▶ **Page extract**
----
With the exception of the XMA01 epitope, broad nAb XMA09 is also worth investigating. By binding to the special cryptic neutralizing site V that is highly conserved among Sarbecoviruses and distant from ACE2 footprint, XMA09, as well as the previously reported nAb S2H97 (Starr et al., 2021a), broadly inhibit infection of SASR-CoV-2 variants, including the Omicron variant, and even SARS-CoV. The sequence conservation of cryptic neutralizing site V may be necessary for the requirement of structure and function of Sarbecoviruses spike protein. Furthermore, our structural information indicated that XMA09 may destabilize the viral spike protein and further inhibit SARS-CoV-2 infection, as did previously reported CR3022 (Wrobel et al., 2020) and 7D6/6D6 (Li et al., 2021). However, the class 5 nAbs showed less potent neutralization against SARS-CoV-2 when compared with those ACE2-competing nAbs such as XMA01 and XMA04. Thus, further efforts are needed for enhancing neutralization potency, e.g., expansion of antibody volume by modifying immunoglobulin G (IgG) as IgMs (Ku et al., 2021) or particles forms (Ma et al., 2020) to enhance the blocking of the RBD attachment to the receptor.
----
▶ **Activity**
Translate this sentence from the antibody passage into Spanish: "However, the class 5 nAbs showed less potent neutralization against SARS-CoV-2 when compared with those ACE2-competing nAbs such as XMA01 and XMA04." Rely only on the text above for your answers.

(Structured page parsing data)
----
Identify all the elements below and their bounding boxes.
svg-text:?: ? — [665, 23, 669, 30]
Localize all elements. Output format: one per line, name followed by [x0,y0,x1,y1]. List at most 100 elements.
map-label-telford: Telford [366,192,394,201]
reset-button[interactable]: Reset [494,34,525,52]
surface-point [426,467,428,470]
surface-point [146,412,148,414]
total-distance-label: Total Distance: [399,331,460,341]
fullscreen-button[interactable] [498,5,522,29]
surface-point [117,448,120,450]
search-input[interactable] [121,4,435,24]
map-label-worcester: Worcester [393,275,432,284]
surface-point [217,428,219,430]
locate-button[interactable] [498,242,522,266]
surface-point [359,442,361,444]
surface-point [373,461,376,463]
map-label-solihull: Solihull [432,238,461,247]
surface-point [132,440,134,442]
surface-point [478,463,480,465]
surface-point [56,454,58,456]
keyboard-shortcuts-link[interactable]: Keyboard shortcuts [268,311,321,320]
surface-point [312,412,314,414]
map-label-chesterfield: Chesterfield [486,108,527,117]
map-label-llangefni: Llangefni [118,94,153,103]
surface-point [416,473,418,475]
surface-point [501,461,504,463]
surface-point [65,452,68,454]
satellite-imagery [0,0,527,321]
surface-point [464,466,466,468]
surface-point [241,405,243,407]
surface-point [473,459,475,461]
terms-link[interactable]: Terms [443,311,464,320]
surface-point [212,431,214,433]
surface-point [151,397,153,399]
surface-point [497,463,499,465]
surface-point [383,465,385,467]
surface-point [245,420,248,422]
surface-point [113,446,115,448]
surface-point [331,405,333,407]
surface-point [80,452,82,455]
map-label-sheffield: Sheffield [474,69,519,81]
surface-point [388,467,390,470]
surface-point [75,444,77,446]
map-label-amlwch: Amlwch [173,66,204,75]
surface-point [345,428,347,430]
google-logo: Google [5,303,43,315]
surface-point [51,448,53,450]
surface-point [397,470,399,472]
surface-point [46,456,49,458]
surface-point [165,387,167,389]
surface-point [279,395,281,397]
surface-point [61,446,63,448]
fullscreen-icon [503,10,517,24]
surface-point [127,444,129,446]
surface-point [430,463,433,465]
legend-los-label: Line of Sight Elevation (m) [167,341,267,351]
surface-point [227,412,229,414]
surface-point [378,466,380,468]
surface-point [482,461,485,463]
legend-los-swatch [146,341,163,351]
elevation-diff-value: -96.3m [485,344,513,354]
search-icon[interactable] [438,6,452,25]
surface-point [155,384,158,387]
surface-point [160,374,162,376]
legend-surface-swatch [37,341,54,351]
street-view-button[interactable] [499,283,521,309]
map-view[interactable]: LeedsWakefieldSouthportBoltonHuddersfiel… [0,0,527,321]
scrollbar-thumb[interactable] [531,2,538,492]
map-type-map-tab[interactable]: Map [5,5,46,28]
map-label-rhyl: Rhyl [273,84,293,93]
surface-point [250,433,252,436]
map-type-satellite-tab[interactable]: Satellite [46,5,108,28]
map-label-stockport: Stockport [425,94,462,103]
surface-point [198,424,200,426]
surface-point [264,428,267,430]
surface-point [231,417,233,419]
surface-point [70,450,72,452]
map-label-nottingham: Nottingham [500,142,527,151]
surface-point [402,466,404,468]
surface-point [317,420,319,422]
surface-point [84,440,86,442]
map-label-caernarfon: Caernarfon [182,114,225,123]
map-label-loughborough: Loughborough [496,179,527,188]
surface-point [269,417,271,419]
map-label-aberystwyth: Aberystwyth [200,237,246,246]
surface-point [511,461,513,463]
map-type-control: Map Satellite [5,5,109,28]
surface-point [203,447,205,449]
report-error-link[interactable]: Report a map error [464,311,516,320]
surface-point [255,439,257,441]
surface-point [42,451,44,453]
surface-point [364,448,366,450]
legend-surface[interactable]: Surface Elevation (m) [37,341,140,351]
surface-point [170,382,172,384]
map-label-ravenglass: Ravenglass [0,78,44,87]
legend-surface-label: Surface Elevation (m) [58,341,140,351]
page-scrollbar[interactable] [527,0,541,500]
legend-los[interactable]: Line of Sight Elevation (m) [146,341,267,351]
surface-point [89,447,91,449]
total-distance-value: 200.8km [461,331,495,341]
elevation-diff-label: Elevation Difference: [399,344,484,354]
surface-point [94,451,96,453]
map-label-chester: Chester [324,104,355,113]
----
▶ **Output of the task**
Sin embargo, los nAb de clase 5 mostraron una neutralización menos potente contra el SARS-CoV-2 en comparación con los nAb que compiten con ACE2, como XMA01 y XMA04.